» Instructions to follow
Extract each line where the string "JSON" shows up.

» Data in this exercise

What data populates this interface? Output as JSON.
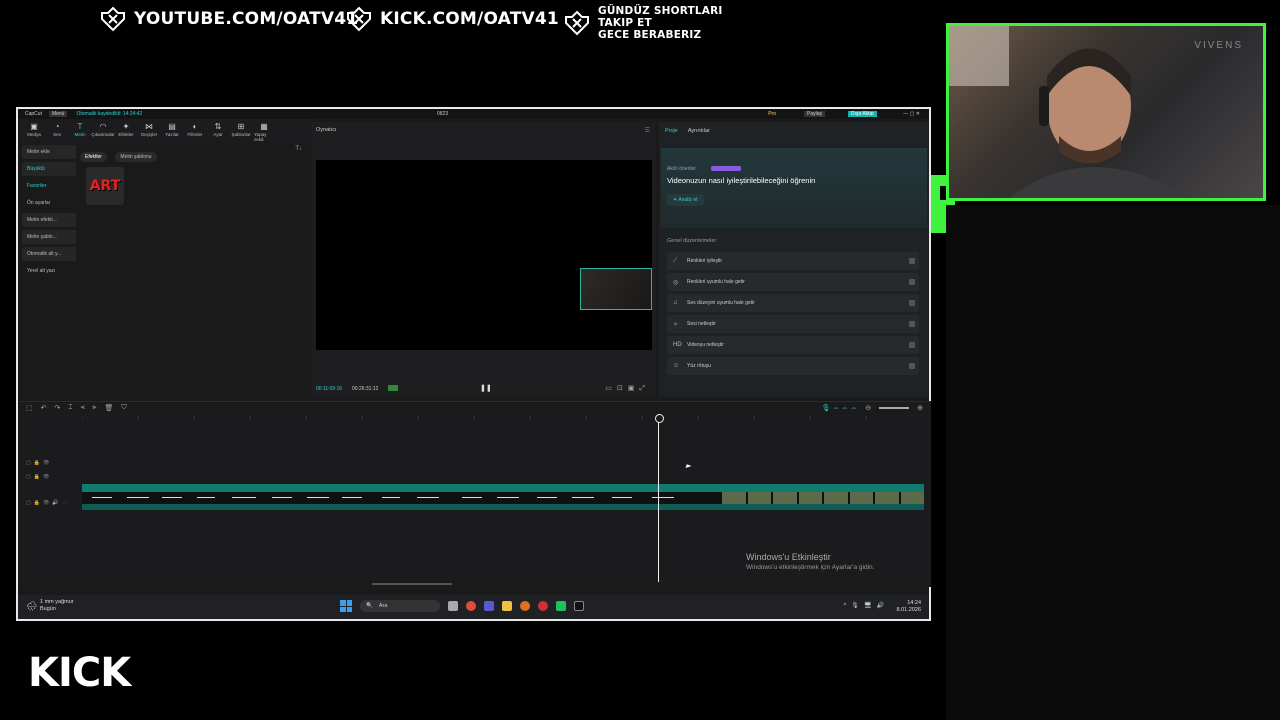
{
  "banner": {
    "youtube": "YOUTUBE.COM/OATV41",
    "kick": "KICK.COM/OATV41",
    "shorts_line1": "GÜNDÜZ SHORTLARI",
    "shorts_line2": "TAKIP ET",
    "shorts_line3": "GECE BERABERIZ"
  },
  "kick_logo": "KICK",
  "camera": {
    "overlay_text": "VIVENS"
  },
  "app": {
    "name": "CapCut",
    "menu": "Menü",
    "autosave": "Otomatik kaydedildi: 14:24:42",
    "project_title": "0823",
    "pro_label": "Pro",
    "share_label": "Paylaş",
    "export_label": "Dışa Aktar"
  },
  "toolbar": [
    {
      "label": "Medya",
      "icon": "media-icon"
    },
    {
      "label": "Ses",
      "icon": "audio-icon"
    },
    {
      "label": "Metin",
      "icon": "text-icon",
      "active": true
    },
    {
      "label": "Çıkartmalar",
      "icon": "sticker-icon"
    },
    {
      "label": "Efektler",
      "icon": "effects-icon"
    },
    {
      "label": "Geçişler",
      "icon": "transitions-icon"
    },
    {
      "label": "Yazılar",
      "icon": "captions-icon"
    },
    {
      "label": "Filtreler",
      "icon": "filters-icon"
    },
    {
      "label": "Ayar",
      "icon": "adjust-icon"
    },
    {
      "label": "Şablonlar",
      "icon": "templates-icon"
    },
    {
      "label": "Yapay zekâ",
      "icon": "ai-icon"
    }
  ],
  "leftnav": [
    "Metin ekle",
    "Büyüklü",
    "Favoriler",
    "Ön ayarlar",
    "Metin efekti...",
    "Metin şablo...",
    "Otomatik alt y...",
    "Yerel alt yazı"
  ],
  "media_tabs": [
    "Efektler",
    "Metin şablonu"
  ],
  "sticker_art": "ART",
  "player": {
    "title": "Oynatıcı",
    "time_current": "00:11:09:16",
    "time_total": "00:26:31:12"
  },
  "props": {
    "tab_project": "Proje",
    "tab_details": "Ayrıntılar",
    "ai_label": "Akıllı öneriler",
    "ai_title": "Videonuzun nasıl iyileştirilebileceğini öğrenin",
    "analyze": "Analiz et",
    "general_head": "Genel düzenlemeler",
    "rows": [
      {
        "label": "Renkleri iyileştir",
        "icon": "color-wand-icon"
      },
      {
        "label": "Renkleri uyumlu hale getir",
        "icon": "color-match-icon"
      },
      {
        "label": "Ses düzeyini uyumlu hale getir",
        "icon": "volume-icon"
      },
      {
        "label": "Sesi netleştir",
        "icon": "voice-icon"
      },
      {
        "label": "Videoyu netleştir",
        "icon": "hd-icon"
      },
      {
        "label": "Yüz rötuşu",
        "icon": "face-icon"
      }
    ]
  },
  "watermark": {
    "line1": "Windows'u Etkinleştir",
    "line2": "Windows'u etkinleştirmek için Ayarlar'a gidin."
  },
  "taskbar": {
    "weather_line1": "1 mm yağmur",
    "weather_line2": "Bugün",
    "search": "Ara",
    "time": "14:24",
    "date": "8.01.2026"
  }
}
...
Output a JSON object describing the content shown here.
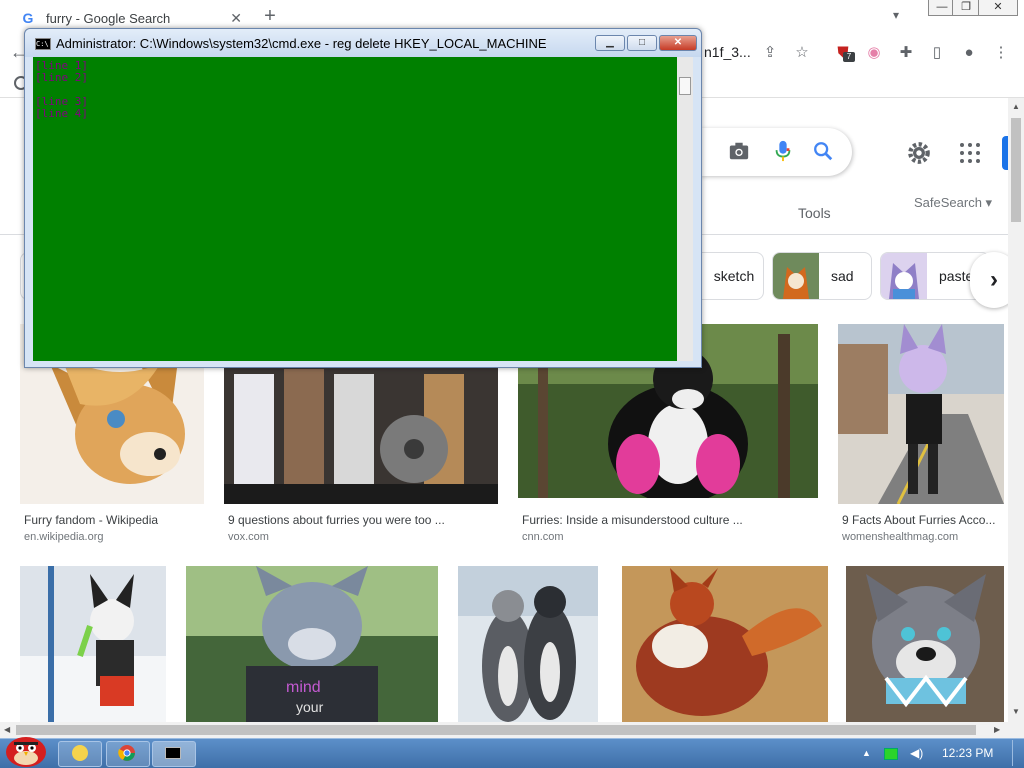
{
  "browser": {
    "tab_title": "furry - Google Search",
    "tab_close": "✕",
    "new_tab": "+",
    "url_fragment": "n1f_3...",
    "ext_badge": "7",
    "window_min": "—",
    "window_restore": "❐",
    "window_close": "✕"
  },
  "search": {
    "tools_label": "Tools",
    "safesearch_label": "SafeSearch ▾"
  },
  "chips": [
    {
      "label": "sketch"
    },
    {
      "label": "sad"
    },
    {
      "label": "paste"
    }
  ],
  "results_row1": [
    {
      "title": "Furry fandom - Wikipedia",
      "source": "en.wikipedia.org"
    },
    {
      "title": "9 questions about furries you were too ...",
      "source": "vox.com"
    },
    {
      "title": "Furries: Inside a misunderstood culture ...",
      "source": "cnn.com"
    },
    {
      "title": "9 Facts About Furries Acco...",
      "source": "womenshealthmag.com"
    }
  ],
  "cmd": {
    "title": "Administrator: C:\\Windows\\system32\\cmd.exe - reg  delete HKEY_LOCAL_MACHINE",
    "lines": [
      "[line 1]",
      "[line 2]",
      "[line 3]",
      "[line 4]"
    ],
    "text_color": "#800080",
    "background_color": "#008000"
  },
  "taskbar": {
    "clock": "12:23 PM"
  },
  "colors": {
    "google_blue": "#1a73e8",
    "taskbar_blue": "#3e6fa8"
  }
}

» Final answer
What data populates this interface? Output as JSON.
Output a JSON object describing the content shown here.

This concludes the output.